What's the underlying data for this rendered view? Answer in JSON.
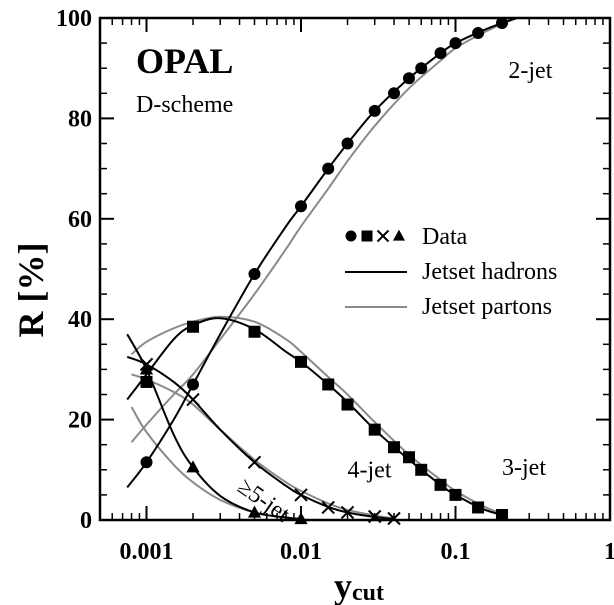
{
  "chart_data": {
    "type": "line",
    "title": "OPAL",
    "subtitle": "D-scheme",
    "xlabel": "y",
    "xlabel_sub": "cut",
    "ylabel": "R [%]",
    "x_scale": "log",
    "xlim": [
      0.0005,
      1
    ],
    "ylim": [
      0,
      100
    ],
    "x_ticks": [
      {
        "value": 0.001,
        "label": "0.001"
      },
      {
        "value": 0.01,
        "label": "0.01"
      },
      {
        "value": 0.1,
        "label": "0.1"
      },
      {
        "value": 1,
        "label": "1"
      }
    ],
    "y_ticks": [
      {
        "value": 0,
        "label": "0"
      },
      {
        "value": 20,
        "label": "20"
      },
      {
        "value": 40,
        "label": "40"
      },
      {
        "value": 60,
        "label": "60"
      },
      {
        "value": 80,
        "label": "80"
      },
      {
        "value": 100,
        "label": "100"
      }
    ],
    "grid": false,
    "legend_position": "right-middle",
    "legend": {
      "data_label": "Data",
      "hadrons_label": "Jetset hadrons",
      "partons_label": "Jetset partons"
    },
    "colors": {
      "data": "#000000",
      "hadrons": "#000000",
      "partons": "#8a8a8a"
    },
    "annotations": [
      {
        "text": "2-jet",
        "x": 0.22,
        "y": 88
      },
      {
        "text": "3-jet",
        "x": 0.2,
        "y": 9
      },
      {
        "text": "4-jet",
        "x": 0.02,
        "y": 8.5
      },
      {
        "text": "≥5-jet",
        "x": 0.0038,
        "y": 6,
        "rotate": 35
      }
    ],
    "series": [
      {
        "name": "2-jet",
        "marker": "circle",
        "x": [
          0.001,
          0.002,
          0.005,
          0.01,
          0.015,
          0.02,
          0.03,
          0.04,
          0.05,
          0.06,
          0.08,
          0.1,
          0.14,
          0.2
        ],
        "y": [
          11.5,
          27,
          49,
          62.5,
          70,
          75,
          81.5,
          85,
          88,
          90,
          93,
          95,
          97,
          99
        ]
      },
      {
        "name": "3-jet",
        "marker": "square",
        "x": [
          0.001,
          0.002,
          0.005,
          0.01,
          0.015,
          0.02,
          0.03,
          0.04,
          0.05,
          0.06,
          0.08,
          0.1,
          0.14,
          0.2
        ],
        "y": [
          27.5,
          38.5,
          37.5,
          31.5,
          27,
          23,
          18,
          14.5,
          12.5,
          10,
          7,
          5,
          2.5,
          1
        ]
      },
      {
        "name": "4-jet",
        "marker": "cross",
        "x": [
          0.001,
          0.002,
          0.005,
          0.01,
          0.015,
          0.02,
          0.03,
          0.04
        ],
        "y": [
          31,
          24,
          11.5,
          5,
          2.5,
          1.5,
          0.7,
          0.3
        ]
      },
      {
        "name": "≥5-jet",
        "marker": "triangle",
        "x": [
          0.001,
          0.002,
          0.005,
          0.01
        ],
        "y": [
          30,
          10.5,
          1.5,
          0.2
        ]
      }
    ],
    "curves": {
      "hadrons": [
        {
          "name": "2-jet",
          "x": [
            0.00075,
            0.001,
            0.0015,
            0.002,
            0.003,
            0.005,
            0.008,
            0.01,
            0.015,
            0.02,
            0.03,
            0.05,
            0.08,
            0.1,
            0.15,
            0.2,
            0.25
          ],
          "y": [
            6.5,
            11.5,
            20,
            27,
            37,
            49,
            58.5,
            62.5,
            70,
            75,
            81.5,
            88,
            93,
            95,
            97.5,
            99,
            100
          ]
        },
        {
          "name": "3-jet",
          "x": [
            0.00075,
            0.001,
            0.0015,
            0.002,
            0.003,
            0.005,
            0.008,
            0.01,
            0.015,
            0.02,
            0.03,
            0.05,
            0.08,
            0.1,
            0.15,
            0.2
          ],
          "y": [
            24,
            29,
            36,
            38.8,
            40.2,
            38,
            33.5,
            31.5,
            27,
            23.5,
            18,
            12,
            7,
            5,
            2.2,
            1
          ]
        },
        {
          "name": "4-jet",
          "x": [
            0.00075,
            0.001,
            0.0015,
            0.002,
            0.003,
            0.005,
            0.008,
            0.01,
            0.015,
            0.02,
            0.03,
            0.04
          ],
          "y": [
            32.5,
            31,
            27.5,
            24,
            18,
            11.5,
            6.8,
            5,
            2.6,
            1.5,
            0.6,
            0.2
          ]
        },
        {
          "name": "≥5-jet",
          "x": [
            0.00075,
            0.001,
            0.0015,
            0.002,
            0.003,
            0.005,
            0.008,
            0.01
          ],
          "y": [
            37,
            30,
            17,
            10.5,
            4.8,
            1.5,
            0.5,
            0.2
          ]
        }
      ],
      "partons": [
        {
          "name": "2-jet",
          "x": [
            0.0008,
            0.001,
            0.0015,
            0.002,
            0.003,
            0.005,
            0.008,
            0.01,
            0.015,
            0.02,
            0.03,
            0.05,
            0.08,
            0.1,
            0.15,
            0.2,
            0.25
          ],
          "y": [
            15.5,
            19,
            25,
            29,
            36,
            45,
            54,
            58.5,
            66,
            71.5,
            78.5,
            86,
            91.5,
            94,
            97,
            98.8,
            100
          ]
        },
        {
          "name": "3-jet",
          "x": [
            0.0008,
            0.001,
            0.0015,
            0.002,
            0.003,
            0.005,
            0.008,
            0.01,
            0.015,
            0.02,
            0.03,
            0.05,
            0.08,
            0.1,
            0.15,
            0.2
          ],
          "y": [
            33,
            35.5,
            38.2,
            39.5,
            40.5,
            39.5,
            36,
            33.5,
            28.5,
            25,
            19.5,
            13,
            8,
            5.8,
            2.8,
            1.2
          ]
        },
        {
          "name": "4-jet",
          "x": [
            0.0008,
            0.001,
            0.0015,
            0.002,
            0.003,
            0.005,
            0.008,
            0.01,
            0.015,
            0.02,
            0.03,
            0.04
          ],
          "y": [
            29,
            28,
            25.5,
            23,
            18,
            12,
            7.5,
            5.8,
            3.3,
            2,
            0.9,
            0.3
          ]
        },
        {
          "name": "≥5-jet",
          "x": [
            0.0008,
            0.001,
            0.0015,
            0.002,
            0.003,
            0.005,
            0.008,
            0.01
          ],
          "y": [
            22.5,
            17.5,
            11,
            7.5,
            4,
            1.5,
            0.5,
            0.2
          ]
        }
      ]
    }
  }
}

# Required work
List every line above that holds the word "hadrons".

# Task response
      "hadrons_label": "Jetset hadrons",
      "hadrons": "#000000",
      "hadrons": [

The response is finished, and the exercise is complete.